-------- Data provided
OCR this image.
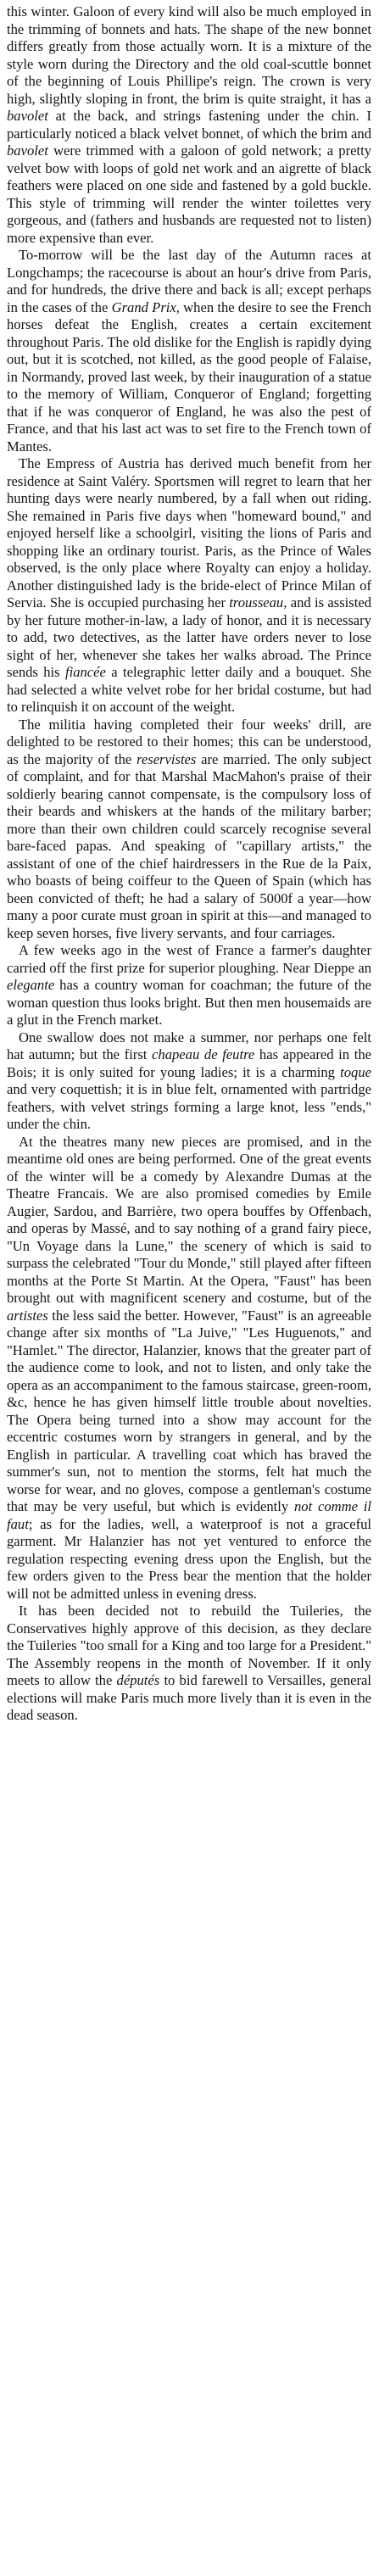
this winter. Galoon of every kind will also be much employed in the trimming of bonnets and hats. The shape of the new bonnet differs greatly from those actually worn. It is a mixture of the style worn during the Directory and the old coal-scuttle bonnet of the beginning of Louis Phillipe's reign. The crown is very high, slightly sloping in front, the brim is quite straight, it has a bavolet at the back, and strings fastening under the chin. I particularly noticed a black velvet bonnet, of which the brim and bavolet were trimmed with a galoon of gold network; a pretty velvet bow with loops of gold net work and an aigrette of black feathers were placed on one side and fastened by a gold buckle. This style of trimming will render the winter toilettes very gorgeous, and (fathers and husbands are requested not to listen) more expensive than ever.

To-morrow will be the last day of the Autumn races at Longchamps; the racecourse is about an hour's drive from Paris, and for hundreds, the drive there and back is all; except perhaps in the cases of the Grand Prix, when the desire to see the French horses defeat the English, creates a certain excitement throughout Paris. The old dislike for the English is rapidly dying out, but it is scotched, not killed, as the good people of Falaise, in Normandy, proved last week, by their inauguration of a statue to the memory of William, Conqueror of England; forgetting that if he was conqueror of England, he was also the pest of France, and that his last act was to set fire to the French town of Mantes.

The Empress of Austria has derived much benefit from her residence at Saint Valéry. Sportsmen will regret to learn that her hunting days were nearly numbered, by a fall when out riding. She remained in Paris five days when "homeward bound," and enjoyed herself like a schoolgirl, visiting the lions of Paris and shopping like an ordinary tourist. Paris, as the Prince of Wales observed, is the only place where Royalty can enjoy a holiday. Another distinguished lady is the bride-elect of Prince Milan of Servia. She is occupied purchasing her trousseau, and is assisted by her future mother-in-law, a lady of honor, and it is necessary to add, two detectives, as the latter have orders never to lose sight of her, whenever she takes her walks abroad. The Prince sends his fiancée a telegraphic letter daily and a bouquet. She had selected a white velvet robe for her bridal costume, but had to relinquish it on account of the weight.

The militia having completed their four weeks' drill, are delighted to be restored to their homes; this can be understood, as the majority of the reservistes are married. The only subject of complaint, and for that Marshal MacMahon's praise of their soldierly bearing cannot compensate, is the compulsory loss of their beards and whiskers at the hands of the military barber; more than their own children could scarcely recognise several bare-faced papas. And speaking of "capillary artists," the assistant of one of the chief hairdressers in the Rue de la Paix, who boasts of being coiffeur to the Queen of Spain (which has been convicted of theft; he had a salary of 5000f a year—how many a poor curate must groan in spirit at this—and managed to keep seven horses, five livery servants, and four carriages.

A few weeks ago in the west of France a farmer's daughter carried off the first prize for superior ploughing. Near Dieppe an elegante has a country woman for coachman; the future of the woman question thus looks bright. But then men housemaids are a glut in the French market.

One swallow does not make a summer, nor perhaps one felt hat autumn; but the first chapeau de feutre has appeared in the Bois; it is only suited for young ladies; it is a charming toque and very coquettish; it is in blue felt, ornamented with partridge feathers, with velvet strings forming a large knot, less "ends," under the chin.

At the theatres many new pieces are promised, and in the meantime old ones are being performed. One of the great events of the winter will be a comedy by Alexandre Dumas at the Theatre Francais. We are also promised comedies by Emile Augier, Sardou, and Barrière, two opera bouffes by Offenbach, and operas by Massé, and to say nothing of a grand fairy piece, "Un Voyage dans la Lune," the scenery of which is said to surpass the celebrated "Tour du Monde," still played after fifteen months at the Porte St Martin. At the Opera, "Faust" has been brought out with magnificent scenery and costume, but of the artistes the less said the better. However, "Faust" is an agreeable change after six months of "La Juive," "Les Huguenots," and "Hamlet." The director, Halanzier, knows that the greater part of the audience come to look, and not to listen, and only take the opera as an accompaniment to the famous staircase, green-room, &c, hence he has given himself little trouble about novelties. The Opera being turned into a show may account for the eccentric costumes worn by strangers in general, and by the English in particular. A travelling coat which has braved the summer's sun, not to mention the storms, felt hat much the worse for wear, and no gloves, compose a gentleman's costume that may be very useful, but which is evidently not comme il faut; as for the ladies, well, a waterproof is not a graceful garment. Mr Halanzier has not yet ventured to enforce the regulation respecting evening dress upon the English, but the few orders given to the Press bear the mention that the holder will not be admitted unless in evening dress.

It has been decided not to rebuild the Tuileries, the Conservatives highly approve of this decision, as they declare the Tuileries "too small for a King and too large for a President." The Assembly reopens in the month of November. If it only meets to allow the députés to bid farewell to Versailles, general elections will make Paris much more lively than it is even in the dead season.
----------------
Written problem >> Omit every picture while copying the listing above exactly.

Solution >>
OCR this image.
this winter. Galoon of every kind will also be much employed in the trimming of bonnets and hats. The shape of the new bonnet differs greatly from those actually worn. It is a mixture of the style worn during the Directory and the old coal-scuttle bonnet of the beginning of Louis Phillipe's reign. The crown is very high, slightly sloping in front, the brim is quite straight, it has a bavolet at the back, and strings fastening under the chin. I particularly noticed a black velvet bonnet, of which the brim and bavolet were trimmed with a galoon of gold network; a pretty velvet bow with loops of gold net work and an aigrette of black feathers were placed on one side and fastened by a gold buckle. This style of trimming will render the winter toilettes very gorgeous, and (fathers and husbands are requested not to listen) more expensive than ever.

To-morrow will be the last day of the Autumn races at Longchamps; the racecourse is about an hour's drive from Paris, and for hundreds, the drive there and back is all; except perhaps in the cases of the Grand Prix, when the desire to see the French horses defeat the English, creates a certain excitement throughout Paris. The old dislike for the English is rapidly dying out, but it is scotched, not killed, as the good people of Falaise, in Normandy, proved last week, by their inauguration of a statue to the memory of William, Conqueror of England; forgetting that if he was conqueror of England, he was also the pest of France, and that his last act was to set fire to the French town of Mantes.

The Empress of Austria has derived much benefit from her residence at Saint Valéry. Sportsmen will regret to learn that her hunting days were nearly numbered, by a fall when out riding. She remained in Paris five days when "homeward bound," and enjoyed herself like a schoolgirl, visiting the lions of Paris and shopping like an ordinary tourist. Paris, as the Prince of Wales observed, is the only place where Royalty can enjoy a holiday. Another distinguished lady is the bride-elect of Prince Milan of Servia. She is occupied purchasing her trousseau, and is assisted by her future mother-in-law, a lady of honor, and it is necessary to add, two detectives, as the latter have orders never to lose sight of her, whenever she takes her walks abroad. The Prince sends his fiancée a telegraphic letter daily and a bouquet. She had selected a white velvet robe for her bridal costume, but had to relinquish it on account of the weight.

The militia having completed their four weeks' drill, are delighted to be restored to their homes; this can be understood, as the majority of the reservistes are married. The only subject of complaint, and for that Marshal MacMahon's praise of their soldierly bearing cannot compensate, is the compulsory loss of their beards and whiskers at the hands of the military barber; more than their own children could scarcely recognise several bare-faced papas. And speaking of "capillary artists," the assistant of one of the chief hairdressers in the Rue de la Paix, who boasts of being coiffeur to the Queen of Spain (which has been convicted of theft; he had a salary of 5000f a year—how many a poor curate must groan in spirit at this—and managed to keep seven horses, five livery servants, and four carriages.

A few weeks ago in the west of France a farmer's daughter carried off the first prize for superior ploughing. Near Dieppe an elegante has a country woman for coachman; the future of the woman question thus looks bright. But then men housemaids are a glut in the French market.

One swallow does not make a summer, nor perhaps one felt hat autumn; but the first chapeau de feutre has appeared in the Bois; it is only suited for young ladies; it is a charming toque and very coquettish; it is in blue felt, ornamented with partridge feathers, with velvet strings forming a large knot, less "ends," under the chin.

At the theatres many new pieces are promised, and in the meantime old ones are being performed. One of the great events of the winter will be a comedy by Alexandre Dumas at the Theatre Francais. We are also promised comedies by Emile Augier, Sardou, and Barrière, two opera bouffes by Offenbach, and operas by Massé, and to say nothing of a grand fairy piece, "Un Voyage dans la Lune," the scenery of which is said to surpass the celebrated "Tour du Monde," still played after fifteen months at the Porte St Martin. At the Opera, "Faust" has been brought out with magnificent scenery and costume, but of the artistes the less said the better. However, "Faust" is an agreeable change after six months of "La Juive," "Les Huguenots," and "Hamlet." The director, Halanzier, knows that the greater part of the audience come to look, and not to listen, and only take the opera as an accompaniment to the famous staircase, green-room, &c, hence he has given himself little trouble about novelties. The Opera being turned into a show may account for the eccentric costumes worn by strangers in general, and by the English in particular. A travelling coat which has braved the summer's sun, not to mention the storms, felt hat much the worse for wear, and no gloves, compose a gentleman's costume that may be very useful, but which is evidently not comme il faut; as for the ladies, well, a waterproof is not a graceful garment. Mr Halanzier has not yet ventured to enforce the regulation respecting evening dress upon the English, but the few orders given to the Press bear the mention that the holder will not be admitted unless in evening dress.

It has been decided not to rebuild the Tuileries, the Conservatives highly approve of this decision, as they declare the Tuileries "too small for a King and too large for a President." The Assembly reopens in the month of November. If it only meets to allow the députés to bid farewell to Versailles, general elections will make Paris much more lively than it is even in the dead season.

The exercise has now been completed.